─── Record excerpts ───
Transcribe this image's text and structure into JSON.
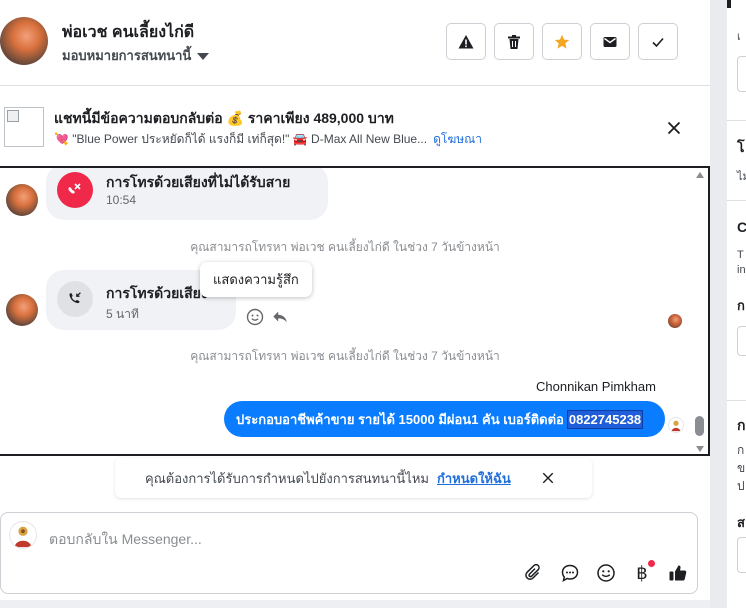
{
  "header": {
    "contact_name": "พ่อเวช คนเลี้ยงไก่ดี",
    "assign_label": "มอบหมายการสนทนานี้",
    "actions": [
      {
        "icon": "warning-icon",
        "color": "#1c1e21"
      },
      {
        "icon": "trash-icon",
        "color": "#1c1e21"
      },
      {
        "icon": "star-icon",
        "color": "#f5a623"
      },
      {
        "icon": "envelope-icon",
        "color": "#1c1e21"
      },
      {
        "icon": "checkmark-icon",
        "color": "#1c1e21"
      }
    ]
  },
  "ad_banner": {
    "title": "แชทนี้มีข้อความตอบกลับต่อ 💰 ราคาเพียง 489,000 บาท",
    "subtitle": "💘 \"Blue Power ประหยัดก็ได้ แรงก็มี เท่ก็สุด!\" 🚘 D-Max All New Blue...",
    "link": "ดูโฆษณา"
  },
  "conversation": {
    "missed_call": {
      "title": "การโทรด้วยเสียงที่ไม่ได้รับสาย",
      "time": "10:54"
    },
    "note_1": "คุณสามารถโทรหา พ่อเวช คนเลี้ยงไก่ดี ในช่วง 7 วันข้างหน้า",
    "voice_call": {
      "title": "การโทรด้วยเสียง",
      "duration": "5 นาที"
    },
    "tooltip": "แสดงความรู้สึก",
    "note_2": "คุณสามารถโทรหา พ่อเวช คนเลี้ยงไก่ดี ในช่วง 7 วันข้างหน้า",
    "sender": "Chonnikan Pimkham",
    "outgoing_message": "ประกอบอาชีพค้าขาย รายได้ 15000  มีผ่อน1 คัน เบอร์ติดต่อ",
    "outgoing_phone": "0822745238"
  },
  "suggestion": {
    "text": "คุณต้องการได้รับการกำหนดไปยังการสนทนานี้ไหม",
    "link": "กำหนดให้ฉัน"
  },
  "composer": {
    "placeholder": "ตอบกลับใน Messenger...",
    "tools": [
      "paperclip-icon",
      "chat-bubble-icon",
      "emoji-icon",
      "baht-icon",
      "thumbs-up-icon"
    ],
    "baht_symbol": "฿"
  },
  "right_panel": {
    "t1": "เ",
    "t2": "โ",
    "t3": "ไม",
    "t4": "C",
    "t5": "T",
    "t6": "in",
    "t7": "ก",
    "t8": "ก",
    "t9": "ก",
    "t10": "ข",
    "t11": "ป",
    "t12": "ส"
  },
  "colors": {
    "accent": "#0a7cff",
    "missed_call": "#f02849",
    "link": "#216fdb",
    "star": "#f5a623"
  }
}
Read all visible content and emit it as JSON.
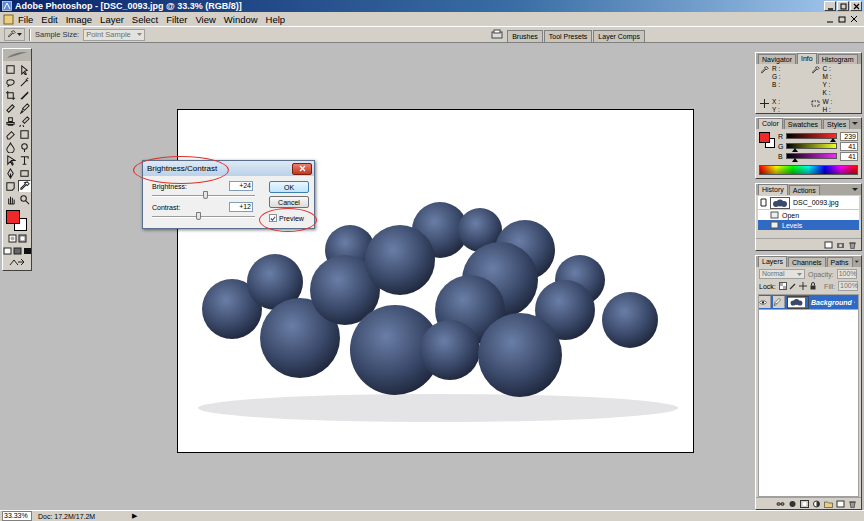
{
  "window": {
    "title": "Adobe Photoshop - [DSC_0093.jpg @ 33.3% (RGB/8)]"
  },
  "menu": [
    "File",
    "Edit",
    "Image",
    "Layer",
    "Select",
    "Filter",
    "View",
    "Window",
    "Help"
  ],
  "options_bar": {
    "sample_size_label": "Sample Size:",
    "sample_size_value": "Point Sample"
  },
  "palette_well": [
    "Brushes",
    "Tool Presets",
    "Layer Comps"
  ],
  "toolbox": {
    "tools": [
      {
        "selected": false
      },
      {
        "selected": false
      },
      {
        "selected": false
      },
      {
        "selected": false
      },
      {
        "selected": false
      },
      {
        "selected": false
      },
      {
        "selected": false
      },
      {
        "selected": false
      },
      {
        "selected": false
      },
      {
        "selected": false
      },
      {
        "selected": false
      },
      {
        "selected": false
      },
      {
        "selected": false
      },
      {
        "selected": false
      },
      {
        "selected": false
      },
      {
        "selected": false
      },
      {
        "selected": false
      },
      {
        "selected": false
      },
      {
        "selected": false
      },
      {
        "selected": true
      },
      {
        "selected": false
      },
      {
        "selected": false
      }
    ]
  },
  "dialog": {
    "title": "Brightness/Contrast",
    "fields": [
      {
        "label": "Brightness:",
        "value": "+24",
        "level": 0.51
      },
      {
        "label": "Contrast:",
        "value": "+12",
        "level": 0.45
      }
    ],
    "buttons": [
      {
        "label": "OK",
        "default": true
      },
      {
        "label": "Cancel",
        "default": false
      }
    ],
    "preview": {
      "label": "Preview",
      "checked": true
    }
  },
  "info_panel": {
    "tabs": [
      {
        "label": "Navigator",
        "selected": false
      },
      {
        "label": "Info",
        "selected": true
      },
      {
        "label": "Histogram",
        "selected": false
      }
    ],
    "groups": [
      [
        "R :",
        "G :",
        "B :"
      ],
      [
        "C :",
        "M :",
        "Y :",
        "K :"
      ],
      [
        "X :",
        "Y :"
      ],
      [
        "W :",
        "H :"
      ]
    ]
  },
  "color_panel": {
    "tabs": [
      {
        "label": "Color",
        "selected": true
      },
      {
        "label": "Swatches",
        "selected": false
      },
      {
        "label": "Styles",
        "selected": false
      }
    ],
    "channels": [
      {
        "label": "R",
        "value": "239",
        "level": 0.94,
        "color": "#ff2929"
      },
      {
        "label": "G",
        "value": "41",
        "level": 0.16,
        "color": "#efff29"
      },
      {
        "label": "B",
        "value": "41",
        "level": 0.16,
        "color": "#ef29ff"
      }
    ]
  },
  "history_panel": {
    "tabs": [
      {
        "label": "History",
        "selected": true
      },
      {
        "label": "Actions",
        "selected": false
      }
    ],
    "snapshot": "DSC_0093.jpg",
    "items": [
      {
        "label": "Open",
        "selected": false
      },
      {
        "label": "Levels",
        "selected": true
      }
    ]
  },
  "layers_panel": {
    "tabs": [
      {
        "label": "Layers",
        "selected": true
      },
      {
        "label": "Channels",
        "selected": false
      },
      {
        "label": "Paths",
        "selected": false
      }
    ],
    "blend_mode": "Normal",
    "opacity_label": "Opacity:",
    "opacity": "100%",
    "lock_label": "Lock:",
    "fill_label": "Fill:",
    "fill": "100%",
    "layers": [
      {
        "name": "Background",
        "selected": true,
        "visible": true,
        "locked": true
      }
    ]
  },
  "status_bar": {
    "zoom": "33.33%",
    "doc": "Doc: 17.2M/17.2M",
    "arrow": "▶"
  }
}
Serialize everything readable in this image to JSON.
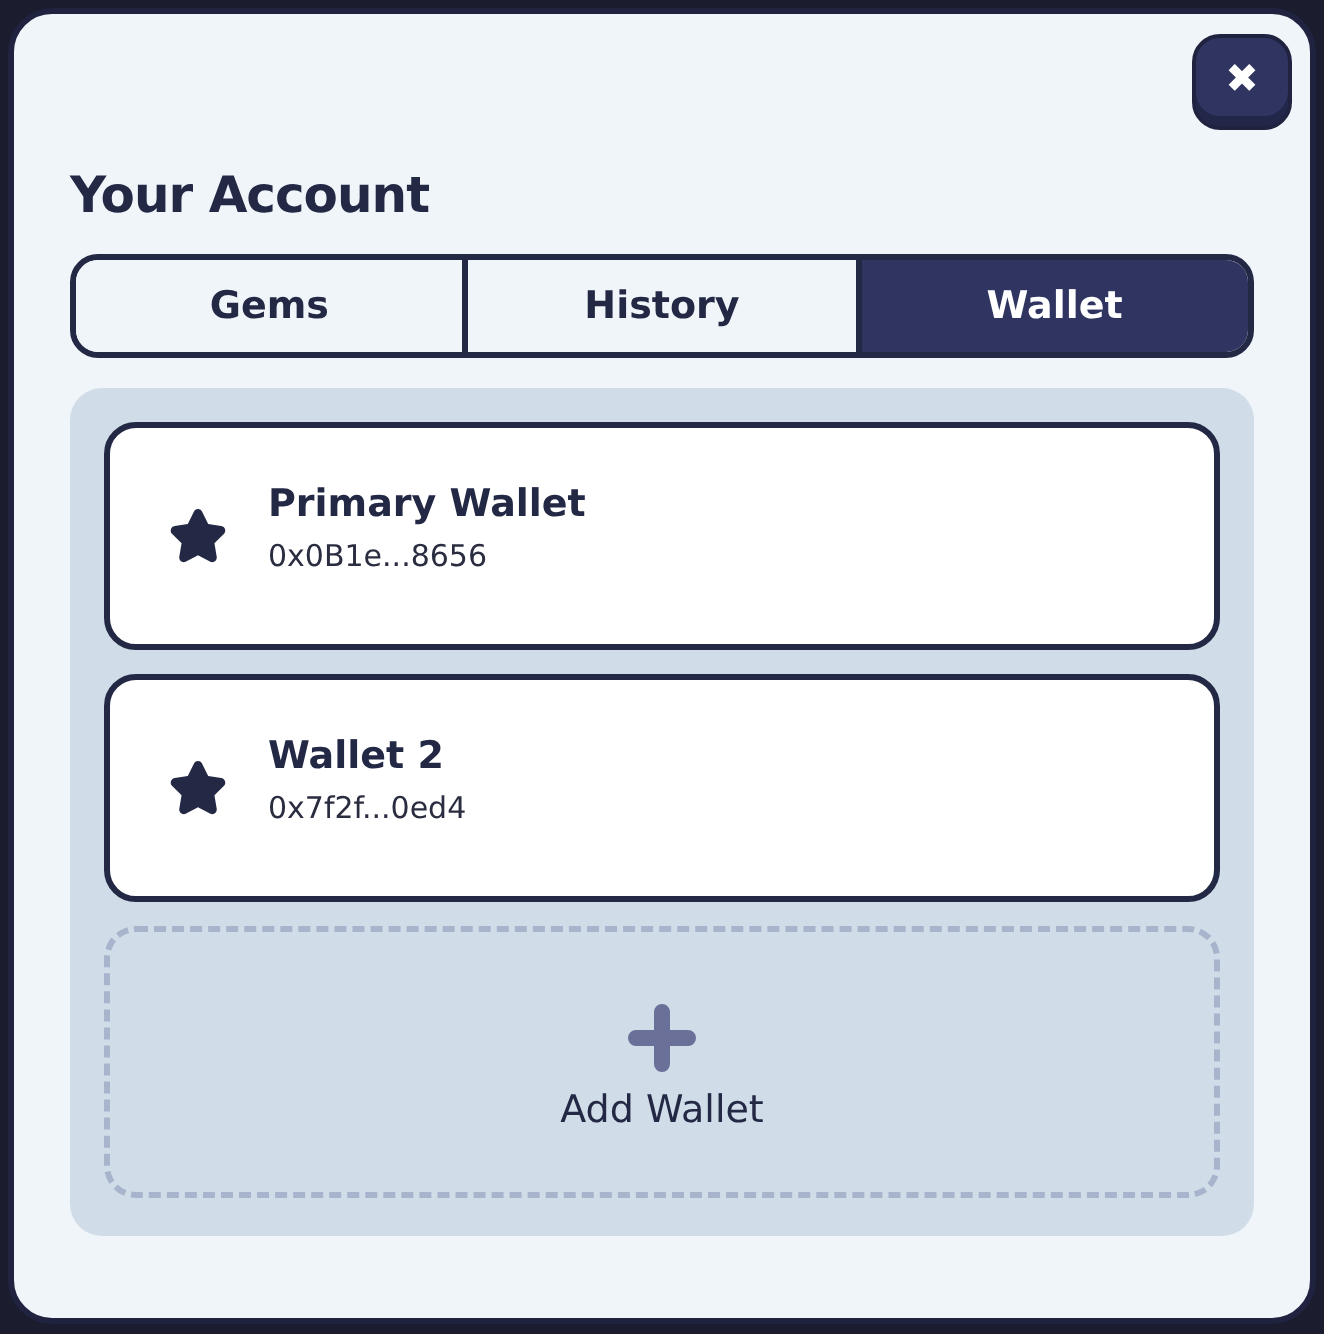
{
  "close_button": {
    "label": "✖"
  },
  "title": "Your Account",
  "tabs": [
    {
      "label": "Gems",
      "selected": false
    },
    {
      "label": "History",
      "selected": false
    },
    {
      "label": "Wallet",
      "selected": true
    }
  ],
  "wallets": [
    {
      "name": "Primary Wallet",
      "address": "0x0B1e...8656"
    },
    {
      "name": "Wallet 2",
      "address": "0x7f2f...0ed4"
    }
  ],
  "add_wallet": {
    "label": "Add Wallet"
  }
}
───
● What the exercise asks
Give only the number of lines in the entries above that hold the string "วยเส".

● Solution to the exercise
2